§ **AIM**
Can you give all the records again without altering a single character?

** begin DATA PROVIDED **

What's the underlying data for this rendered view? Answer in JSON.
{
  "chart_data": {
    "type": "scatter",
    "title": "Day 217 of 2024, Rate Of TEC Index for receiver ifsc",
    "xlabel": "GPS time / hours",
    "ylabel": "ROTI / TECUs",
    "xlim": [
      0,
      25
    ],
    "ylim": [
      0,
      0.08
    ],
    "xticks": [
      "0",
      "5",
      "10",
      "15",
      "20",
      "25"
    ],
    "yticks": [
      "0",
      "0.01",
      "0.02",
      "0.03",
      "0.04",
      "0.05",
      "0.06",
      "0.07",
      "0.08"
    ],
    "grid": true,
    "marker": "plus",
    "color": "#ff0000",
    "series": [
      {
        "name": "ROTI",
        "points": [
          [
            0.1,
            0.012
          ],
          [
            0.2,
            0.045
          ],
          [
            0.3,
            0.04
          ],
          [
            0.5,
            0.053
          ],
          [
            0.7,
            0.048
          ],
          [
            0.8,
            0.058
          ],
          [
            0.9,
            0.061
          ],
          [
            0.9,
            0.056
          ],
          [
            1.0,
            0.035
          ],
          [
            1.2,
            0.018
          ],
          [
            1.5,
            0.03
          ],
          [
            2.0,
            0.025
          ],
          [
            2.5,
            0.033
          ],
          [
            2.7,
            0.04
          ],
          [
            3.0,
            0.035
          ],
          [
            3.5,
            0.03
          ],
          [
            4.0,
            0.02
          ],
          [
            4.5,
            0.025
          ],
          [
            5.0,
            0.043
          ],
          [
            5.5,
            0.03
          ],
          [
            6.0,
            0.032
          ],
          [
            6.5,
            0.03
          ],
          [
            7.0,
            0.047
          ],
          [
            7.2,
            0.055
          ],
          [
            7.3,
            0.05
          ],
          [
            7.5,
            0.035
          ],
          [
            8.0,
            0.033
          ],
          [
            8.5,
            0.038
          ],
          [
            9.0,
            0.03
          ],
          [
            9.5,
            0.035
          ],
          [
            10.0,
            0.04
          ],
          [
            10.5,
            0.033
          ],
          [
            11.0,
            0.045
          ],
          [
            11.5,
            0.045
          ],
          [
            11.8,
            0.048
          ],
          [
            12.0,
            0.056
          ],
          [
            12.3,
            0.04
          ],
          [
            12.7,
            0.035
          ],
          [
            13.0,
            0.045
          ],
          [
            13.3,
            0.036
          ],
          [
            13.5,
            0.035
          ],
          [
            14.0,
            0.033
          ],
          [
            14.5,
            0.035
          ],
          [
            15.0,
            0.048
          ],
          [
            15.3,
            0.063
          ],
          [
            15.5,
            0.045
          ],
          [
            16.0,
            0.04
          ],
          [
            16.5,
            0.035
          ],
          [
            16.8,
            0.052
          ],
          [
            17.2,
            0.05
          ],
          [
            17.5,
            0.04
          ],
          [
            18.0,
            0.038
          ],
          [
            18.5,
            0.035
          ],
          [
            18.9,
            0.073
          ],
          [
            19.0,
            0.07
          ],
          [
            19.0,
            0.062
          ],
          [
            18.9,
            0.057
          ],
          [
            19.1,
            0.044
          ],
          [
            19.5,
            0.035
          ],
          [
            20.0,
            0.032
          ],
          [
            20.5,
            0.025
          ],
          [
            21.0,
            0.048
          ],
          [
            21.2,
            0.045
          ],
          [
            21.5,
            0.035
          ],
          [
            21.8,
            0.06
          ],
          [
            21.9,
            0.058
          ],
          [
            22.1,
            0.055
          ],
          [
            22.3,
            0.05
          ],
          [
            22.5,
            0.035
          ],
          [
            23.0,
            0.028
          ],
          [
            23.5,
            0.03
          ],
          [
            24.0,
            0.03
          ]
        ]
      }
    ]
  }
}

** end DATA PROVIDED **

§ **REPLY TO THE TASK**
What's the underlying data for this rendered view? Answer in JSON.
{
  "chart_data": {
    "type": "scatter",
    "title": "Day 217 of 2024, Rate Of TEC Index for receiver ifsc",
    "xlabel": "GPS time / hours",
    "ylabel": "ROTI / TECUs",
    "xlim": [
      0,
      25
    ],
    "ylim": [
      0,
      0.08
    ],
    "xticks": [
      "0",
      "5",
      "10",
      "15",
      "20",
      "25"
    ],
    "yticks": [
      "0",
      "0.01",
      "0.02",
      "0.03",
      "0.04",
      "0.05",
      "0.06",
      "0.07",
      "0.08"
    ],
    "grid": true,
    "marker": "plus",
    "color": "#ff0000",
    "series": [
      {
        "name": "ROTI",
        "points": [
          [
            0.1,
            0.012
          ],
          [
            0.2,
            0.045
          ],
          [
            0.3,
            0.04
          ],
          [
            0.5,
            0.053
          ],
          [
            0.7,
            0.048
          ],
          [
            0.8,
            0.058
          ],
          [
            0.9,
            0.061
          ],
          [
            0.9,
            0.056
          ],
          [
            1.0,
            0.035
          ],
          [
            1.2,
            0.018
          ],
          [
            1.5,
            0.03
          ],
          [
            2.0,
            0.025
          ],
          [
            2.5,
            0.033
          ],
          [
            2.7,
            0.04
          ],
          [
            3.0,
            0.035
          ],
          [
            3.5,
            0.03
          ],
          [
            4.0,
            0.02
          ],
          [
            4.5,
            0.025
          ],
          [
            5.0,
            0.043
          ],
          [
            5.5,
            0.03
          ],
          [
            6.0,
            0.032
          ],
          [
            6.5,
            0.03
          ],
          [
            7.0,
            0.047
          ],
          [
            7.2,
            0.055
          ],
          [
            7.3,
            0.05
          ],
          [
            7.5,
            0.035
          ],
          [
            8.0,
            0.033
          ],
          [
            8.5,
            0.038
          ],
          [
            9.0,
            0.03
          ],
          [
            9.5,
            0.035
          ],
          [
            10.0,
            0.04
          ],
          [
            10.5,
            0.033
          ],
          [
            11.0,
            0.045
          ],
          [
            11.5,
            0.045
          ],
          [
            11.8,
            0.048
          ],
          [
            12.0,
            0.056
          ],
          [
            12.3,
            0.04
          ],
          [
            12.7,
            0.035
          ],
          [
            13.0,
            0.045
          ],
          [
            13.3,
            0.036
          ],
          [
            13.5,
            0.035
          ],
          [
            14.0,
            0.033
          ],
          [
            14.5,
            0.035
          ],
          [
            15.0,
            0.048
          ],
          [
            15.3,
            0.063
          ],
          [
            15.5,
            0.045
          ],
          [
            16.0,
            0.04
          ],
          [
            16.5,
            0.035
          ],
          [
            16.8,
            0.052
          ],
          [
            17.2,
            0.05
          ],
          [
            17.5,
            0.04
          ],
          [
            18.0,
            0.038
          ],
          [
            18.5,
            0.035
          ],
          [
            18.9,
            0.073
          ],
          [
            19.0,
            0.07
          ],
          [
            19.0,
            0.062
          ],
          [
            18.9,
            0.057
          ],
          [
            19.1,
            0.044
          ],
          [
            19.5,
            0.035
          ],
          [
            20.0,
            0.032
          ],
          [
            20.5,
            0.025
          ],
          [
            21.0,
            0.048
          ],
          [
            21.2,
            0.045
          ],
          [
            21.5,
            0.035
          ],
          [
            21.8,
            0.06
          ],
          [
            21.9,
            0.058
          ],
          [
            22.1,
            0.055
          ],
          [
            22.3,
            0.05
          ],
          [
            22.5,
            0.035
          ],
          [
            23.0,
            0.028
          ],
          [
            23.5,
            0.03
          ],
          [
            24.0,
            0.03
          ]
        ]
      }
    ]
  }
}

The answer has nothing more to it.